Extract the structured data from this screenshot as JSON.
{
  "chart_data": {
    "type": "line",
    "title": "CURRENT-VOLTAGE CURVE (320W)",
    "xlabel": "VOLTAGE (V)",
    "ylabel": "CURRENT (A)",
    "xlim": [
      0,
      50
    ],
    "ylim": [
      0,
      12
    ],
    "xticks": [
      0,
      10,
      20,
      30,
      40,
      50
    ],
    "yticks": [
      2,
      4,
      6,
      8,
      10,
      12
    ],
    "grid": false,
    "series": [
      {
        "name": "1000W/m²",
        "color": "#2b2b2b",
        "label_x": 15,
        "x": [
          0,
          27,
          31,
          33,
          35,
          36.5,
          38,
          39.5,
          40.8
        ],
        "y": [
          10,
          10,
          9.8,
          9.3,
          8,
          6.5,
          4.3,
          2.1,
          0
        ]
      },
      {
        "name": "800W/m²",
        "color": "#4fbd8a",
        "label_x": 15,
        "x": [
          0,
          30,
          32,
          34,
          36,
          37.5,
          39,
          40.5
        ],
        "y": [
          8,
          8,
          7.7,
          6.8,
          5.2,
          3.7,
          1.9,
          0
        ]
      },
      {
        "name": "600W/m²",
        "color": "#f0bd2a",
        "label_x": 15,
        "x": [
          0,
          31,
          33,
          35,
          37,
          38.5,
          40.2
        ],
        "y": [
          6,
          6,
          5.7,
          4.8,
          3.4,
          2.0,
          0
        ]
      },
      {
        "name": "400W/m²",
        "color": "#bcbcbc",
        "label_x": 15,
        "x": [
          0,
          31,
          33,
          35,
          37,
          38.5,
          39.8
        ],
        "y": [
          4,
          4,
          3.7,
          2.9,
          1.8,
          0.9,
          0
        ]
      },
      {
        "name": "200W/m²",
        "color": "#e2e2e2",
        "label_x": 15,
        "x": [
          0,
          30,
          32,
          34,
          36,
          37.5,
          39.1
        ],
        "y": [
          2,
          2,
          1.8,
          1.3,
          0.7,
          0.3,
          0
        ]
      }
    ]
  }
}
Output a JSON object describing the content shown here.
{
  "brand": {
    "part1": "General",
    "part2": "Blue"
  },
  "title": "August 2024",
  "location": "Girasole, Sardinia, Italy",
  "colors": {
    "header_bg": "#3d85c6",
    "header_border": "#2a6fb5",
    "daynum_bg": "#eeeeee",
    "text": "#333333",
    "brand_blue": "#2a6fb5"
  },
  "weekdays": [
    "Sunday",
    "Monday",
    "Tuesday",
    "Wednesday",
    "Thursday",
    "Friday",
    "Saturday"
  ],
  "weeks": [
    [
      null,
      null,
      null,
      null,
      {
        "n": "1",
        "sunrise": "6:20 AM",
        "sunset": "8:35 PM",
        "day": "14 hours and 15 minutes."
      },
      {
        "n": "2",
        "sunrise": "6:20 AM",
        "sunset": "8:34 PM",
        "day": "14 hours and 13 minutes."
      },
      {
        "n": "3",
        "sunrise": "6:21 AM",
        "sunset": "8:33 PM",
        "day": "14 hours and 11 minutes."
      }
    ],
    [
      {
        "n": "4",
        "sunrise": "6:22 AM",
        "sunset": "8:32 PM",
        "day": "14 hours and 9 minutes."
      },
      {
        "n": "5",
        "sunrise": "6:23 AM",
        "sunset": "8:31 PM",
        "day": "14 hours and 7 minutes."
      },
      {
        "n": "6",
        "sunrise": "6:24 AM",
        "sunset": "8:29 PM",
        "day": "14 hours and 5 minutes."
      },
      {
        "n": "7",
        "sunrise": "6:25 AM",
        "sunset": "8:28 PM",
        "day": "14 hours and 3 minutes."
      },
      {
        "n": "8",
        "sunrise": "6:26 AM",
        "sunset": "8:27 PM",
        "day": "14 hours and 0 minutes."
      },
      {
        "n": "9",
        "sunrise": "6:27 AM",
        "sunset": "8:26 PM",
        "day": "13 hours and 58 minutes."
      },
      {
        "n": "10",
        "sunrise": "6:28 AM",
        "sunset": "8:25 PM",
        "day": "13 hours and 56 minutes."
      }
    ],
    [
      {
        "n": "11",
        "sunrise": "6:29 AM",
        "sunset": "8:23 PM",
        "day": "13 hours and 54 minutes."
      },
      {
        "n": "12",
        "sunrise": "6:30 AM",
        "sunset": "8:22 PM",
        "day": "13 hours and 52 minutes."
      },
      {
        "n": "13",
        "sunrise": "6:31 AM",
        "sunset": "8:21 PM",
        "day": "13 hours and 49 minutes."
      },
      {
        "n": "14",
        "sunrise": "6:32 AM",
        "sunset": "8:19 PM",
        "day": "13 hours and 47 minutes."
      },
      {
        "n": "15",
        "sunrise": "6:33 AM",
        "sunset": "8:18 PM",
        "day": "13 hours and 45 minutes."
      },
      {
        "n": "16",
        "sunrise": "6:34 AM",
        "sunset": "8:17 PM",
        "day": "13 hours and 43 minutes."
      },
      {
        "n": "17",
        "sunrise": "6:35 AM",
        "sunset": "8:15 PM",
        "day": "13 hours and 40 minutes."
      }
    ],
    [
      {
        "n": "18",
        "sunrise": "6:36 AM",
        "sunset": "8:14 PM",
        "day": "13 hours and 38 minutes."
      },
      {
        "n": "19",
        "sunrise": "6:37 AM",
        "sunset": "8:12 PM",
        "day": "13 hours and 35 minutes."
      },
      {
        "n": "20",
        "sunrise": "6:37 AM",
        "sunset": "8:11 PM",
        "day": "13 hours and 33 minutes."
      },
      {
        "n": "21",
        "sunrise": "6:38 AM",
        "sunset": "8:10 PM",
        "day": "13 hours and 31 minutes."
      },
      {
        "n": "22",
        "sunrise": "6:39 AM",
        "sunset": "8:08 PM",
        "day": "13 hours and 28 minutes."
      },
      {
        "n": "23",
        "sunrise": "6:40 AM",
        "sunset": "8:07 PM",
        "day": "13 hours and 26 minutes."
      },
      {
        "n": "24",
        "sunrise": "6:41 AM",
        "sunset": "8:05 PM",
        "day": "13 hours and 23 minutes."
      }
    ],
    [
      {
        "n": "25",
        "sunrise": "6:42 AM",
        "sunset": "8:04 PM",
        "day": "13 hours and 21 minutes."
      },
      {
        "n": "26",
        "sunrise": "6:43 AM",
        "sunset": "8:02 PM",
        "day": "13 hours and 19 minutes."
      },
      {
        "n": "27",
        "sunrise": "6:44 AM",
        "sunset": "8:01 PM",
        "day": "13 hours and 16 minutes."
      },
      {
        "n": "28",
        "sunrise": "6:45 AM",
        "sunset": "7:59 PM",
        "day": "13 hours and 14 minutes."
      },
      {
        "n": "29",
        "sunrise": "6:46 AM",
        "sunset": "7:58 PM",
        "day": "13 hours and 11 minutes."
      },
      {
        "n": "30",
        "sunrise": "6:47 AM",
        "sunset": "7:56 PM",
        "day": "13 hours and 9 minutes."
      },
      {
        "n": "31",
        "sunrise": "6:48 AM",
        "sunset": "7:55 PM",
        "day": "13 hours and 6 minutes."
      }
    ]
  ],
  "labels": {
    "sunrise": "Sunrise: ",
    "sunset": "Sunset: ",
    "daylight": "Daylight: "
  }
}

------------------------

Problem description
Pull out each line of the records holding the string "VOLTAGE".

Expected answer
    "title": "CURRENT-VOLTAGE CURVE (320W)",
    "xlabel": "VOLTAGE (V)",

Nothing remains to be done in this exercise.